— BEGIN —
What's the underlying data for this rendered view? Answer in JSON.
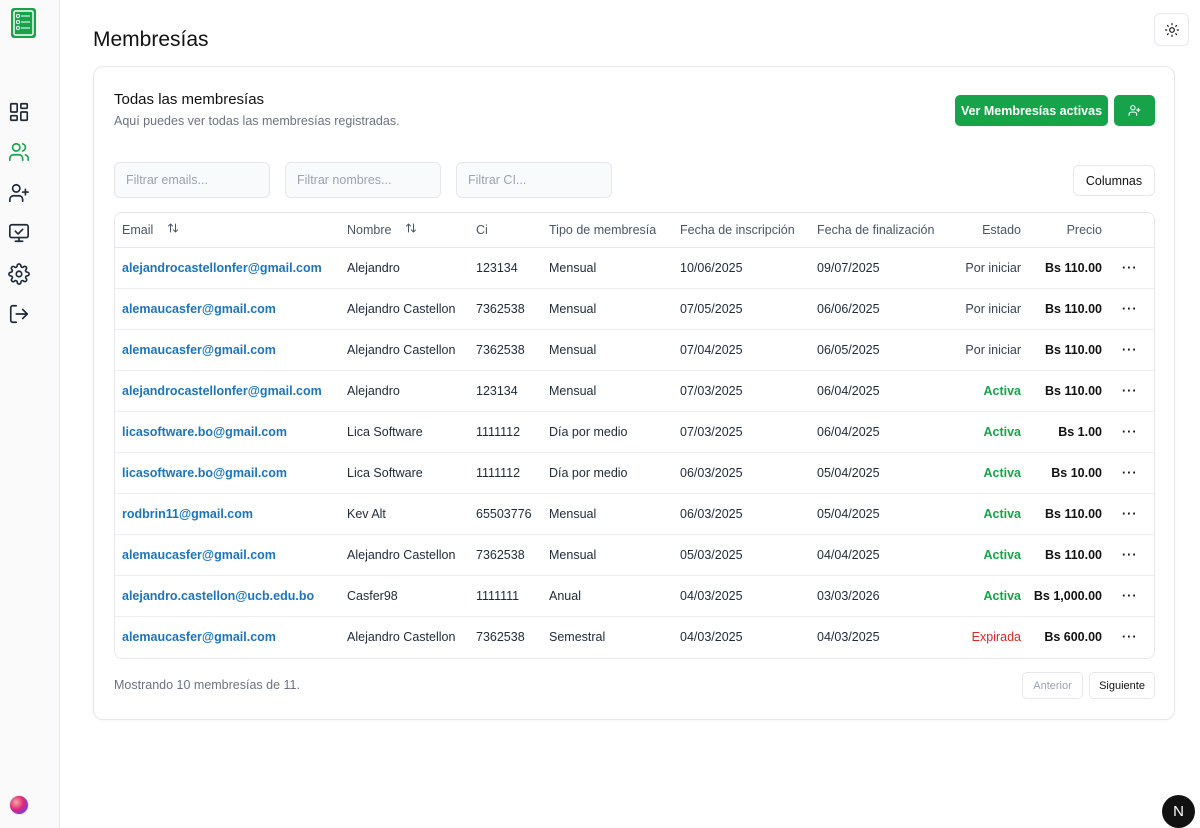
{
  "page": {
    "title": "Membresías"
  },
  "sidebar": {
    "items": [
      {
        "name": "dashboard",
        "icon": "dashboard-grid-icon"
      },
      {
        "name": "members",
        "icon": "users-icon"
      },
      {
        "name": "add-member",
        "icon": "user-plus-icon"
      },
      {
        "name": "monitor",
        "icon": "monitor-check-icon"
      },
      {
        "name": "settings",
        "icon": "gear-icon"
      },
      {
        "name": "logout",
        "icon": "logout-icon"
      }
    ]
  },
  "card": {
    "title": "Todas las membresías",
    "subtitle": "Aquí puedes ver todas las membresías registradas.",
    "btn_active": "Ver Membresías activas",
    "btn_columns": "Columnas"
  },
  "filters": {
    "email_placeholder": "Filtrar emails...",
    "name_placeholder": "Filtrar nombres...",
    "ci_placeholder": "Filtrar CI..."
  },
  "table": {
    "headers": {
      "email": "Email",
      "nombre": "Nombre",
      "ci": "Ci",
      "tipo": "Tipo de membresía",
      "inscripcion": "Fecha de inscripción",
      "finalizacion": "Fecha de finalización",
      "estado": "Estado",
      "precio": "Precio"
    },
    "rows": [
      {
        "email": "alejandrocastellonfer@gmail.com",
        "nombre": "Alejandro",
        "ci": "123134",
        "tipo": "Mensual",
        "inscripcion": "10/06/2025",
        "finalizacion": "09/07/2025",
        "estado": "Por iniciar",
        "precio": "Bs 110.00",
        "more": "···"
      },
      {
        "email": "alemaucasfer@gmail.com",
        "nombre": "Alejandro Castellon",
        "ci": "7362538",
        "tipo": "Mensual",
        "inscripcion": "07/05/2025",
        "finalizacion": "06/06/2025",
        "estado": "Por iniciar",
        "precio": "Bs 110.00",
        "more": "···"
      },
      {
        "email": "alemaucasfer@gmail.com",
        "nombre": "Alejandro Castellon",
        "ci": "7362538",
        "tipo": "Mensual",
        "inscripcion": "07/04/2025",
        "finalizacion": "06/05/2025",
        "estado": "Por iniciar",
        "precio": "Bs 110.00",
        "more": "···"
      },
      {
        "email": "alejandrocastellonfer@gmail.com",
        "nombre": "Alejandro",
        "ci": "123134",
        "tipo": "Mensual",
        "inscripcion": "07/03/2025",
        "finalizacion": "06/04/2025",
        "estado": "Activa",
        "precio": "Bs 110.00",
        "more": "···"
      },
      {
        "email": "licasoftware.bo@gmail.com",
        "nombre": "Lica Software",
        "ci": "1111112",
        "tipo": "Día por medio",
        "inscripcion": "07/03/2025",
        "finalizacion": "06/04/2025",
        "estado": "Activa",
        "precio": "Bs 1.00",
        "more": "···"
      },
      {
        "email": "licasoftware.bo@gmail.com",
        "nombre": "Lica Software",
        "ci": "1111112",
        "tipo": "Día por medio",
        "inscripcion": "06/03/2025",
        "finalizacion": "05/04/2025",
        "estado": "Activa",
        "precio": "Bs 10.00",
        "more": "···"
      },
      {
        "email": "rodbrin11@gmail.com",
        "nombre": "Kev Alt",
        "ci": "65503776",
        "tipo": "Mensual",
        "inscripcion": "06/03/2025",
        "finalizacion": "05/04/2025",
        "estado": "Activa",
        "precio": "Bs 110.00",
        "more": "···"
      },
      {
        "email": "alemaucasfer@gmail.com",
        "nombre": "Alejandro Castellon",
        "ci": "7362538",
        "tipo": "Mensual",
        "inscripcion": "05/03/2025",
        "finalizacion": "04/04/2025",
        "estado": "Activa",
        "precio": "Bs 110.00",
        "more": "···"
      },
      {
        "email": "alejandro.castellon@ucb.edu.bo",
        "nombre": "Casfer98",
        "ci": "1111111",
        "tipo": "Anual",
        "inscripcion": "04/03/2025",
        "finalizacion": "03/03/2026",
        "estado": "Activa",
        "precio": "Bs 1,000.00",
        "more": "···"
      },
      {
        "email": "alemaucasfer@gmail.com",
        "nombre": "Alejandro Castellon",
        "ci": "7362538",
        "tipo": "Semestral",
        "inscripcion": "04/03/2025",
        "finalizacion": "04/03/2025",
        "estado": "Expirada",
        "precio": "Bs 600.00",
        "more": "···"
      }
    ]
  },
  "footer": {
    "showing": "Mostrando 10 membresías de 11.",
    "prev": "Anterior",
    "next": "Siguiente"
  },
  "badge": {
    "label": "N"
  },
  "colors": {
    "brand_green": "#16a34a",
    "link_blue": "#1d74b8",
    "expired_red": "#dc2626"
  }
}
— END —
_Given request_
Copy out each line exactly, without the pictures.

_Response for this exercise_
What's the underlying data for this rendered view? Answer in JSON.
{
  "page": {
    "title": "Membresías"
  },
  "sidebar": {
    "items": [
      {
        "name": "dashboard",
        "icon": "dashboard-grid-icon"
      },
      {
        "name": "members",
        "icon": "users-icon"
      },
      {
        "name": "add-member",
        "icon": "user-plus-icon"
      },
      {
        "name": "monitor",
        "icon": "monitor-check-icon"
      },
      {
        "name": "settings",
        "icon": "gear-icon"
      },
      {
        "name": "logout",
        "icon": "logout-icon"
      }
    ]
  },
  "card": {
    "title": "Todas las membresías",
    "subtitle": "Aquí puedes ver todas las membresías registradas.",
    "btn_active": "Ver Membresías activas",
    "btn_columns": "Columnas"
  },
  "filters": {
    "email_placeholder": "Filtrar emails...",
    "name_placeholder": "Filtrar nombres...",
    "ci_placeholder": "Filtrar CI..."
  },
  "table": {
    "headers": {
      "email": "Email",
      "nombre": "Nombre",
      "ci": "Ci",
      "tipo": "Tipo de membresía",
      "inscripcion": "Fecha de inscripción",
      "finalizacion": "Fecha de finalización",
      "estado": "Estado",
      "precio": "Precio"
    },
    "rows": [
      {
        "email": "alejandrocastellonfer@gmail.com",
        "nombre": "Alejandro",
        "ci": "123134",
        "tipo": "Mensual",
        "inscripcion": "10/06/2025",
        "finalizacion": "09/07/2025",
        "estado": "Por iniciar",
        "precio": "Bs 110.00",
        "more": "···"
      },
      {
        "email": "alemaucasfer@gmail.com",
        "nombre": "Alejandro Castellon",
        "ci": "7362538",
        "tipo": "Mensual",
        "inscripcion": "07/05/2025",
        "finalizacion": "06/06/2025",
        "estado": "Por iniciar",
        "precio": "Bs 110.00",
        "more": "···"
      },
      {
        "email": "alemaucasfer@gmail.com",
        "nombre": "Alejandro Castellon",
        "ci": "7362538",
        "tipo": "Mensual",
        "inscripcion": "07/04/2025",
        "finalizacion": "06/05/2025",
        "estado": "Por iniciar",
        "precio": "Bs 110.00",
        "more": "···"
      },
      {
        "email": "alejandrocastellonfer@gmail.com",
        "nombre": "Alejandro",
        "ci": "123134",
        "tipo": "Mensual",
        "inscripcion": "07/03/2025",
        "finalizacion": "06/04/2025",
        "estado": "Activa",
        "precio": "Bs 110.00",
        "more": "···"
      },
      {
        "email": "licasoftware.bo@gmail.com",
        "nombre": "Lica Software",
        "ci": "1111112",
        "tipo": "Día por medio",
        "inscripcion": "07/03/2025",
        "finalizacion": "06/04/2025",
        "estado": "Activa",
        "precio": "Bs 1.00",
        "more": "···"
      },
      {
        "email": "licasoftware.bo@gmail.com",
        "nombre": "Lica Software",
        "ci": "1111112",
        "tipo": "Día por medio",
        "inscripcion": "06/03/2025",
        "finalizacion": "05/04/2025",
        "estado": "Activa",
        "precio": "Bs 10.00",
        "more": "···"
      },
      {
        "email": "rodbrin11@gmail.com",
        "nombre": "Kev Alt",
        "ci": "65503776",
        "tipo": "Mensual",
        "inscripcion": "06/03/2025",
        "finalizacion": "05/04/2025",
        "estado": "Activa",
        "precio": "Bs 110.00",
        "more": "···"
      },
      {
        "email": "alemaucasfer@gmail.com",
        "nombre": "Alejandro Castellon",
        "ci": "7362538",
        "tipo": "Mensual",
        "inscripcion": "05/03/2025",
        "finalizacion": "04/04/2025",
        "estado": "Activa",
        "precio": "Bs 110.00",
        "more": "···"
      },
      {
        "email": "alejandro.castellon@ucb.edu.bo",
        "nombre": "Casfer98",
        "ci": "1111111",
        "tipo": "Anual",
        "inscripcion": "04/03/2025",
        "finalizacion": "03/03/2026",
        "estado": "Activa",
        "precio": "Bs 1,000.00",
        "more": "···"
      },
      {
        "email": "alemaucasfer@gmail.com",
        "nombre": "Alejandro Castellon",
        "ci": "7362538",
        "tipo": "Semestral",
        "inscripcion": "04/03/2025",
        "finalizacion": "04/03/2025",
        "estado": "Expirada",
        "precio": "Bs 600.00",
        "more": "···"
      }
    ]
  },
  "footer": {
    "showing": "Mostrando 10 membresías de 11.",
    "prev": "Anterior",
    "next": "Siguiente"
  },
  "badge": {
    "label": "N"
  },
  "colors": {
    "brand_green": "#16a34a",
    "link_blue": "#1d74b8",
    "expired_red": "#dc2626"
  }
}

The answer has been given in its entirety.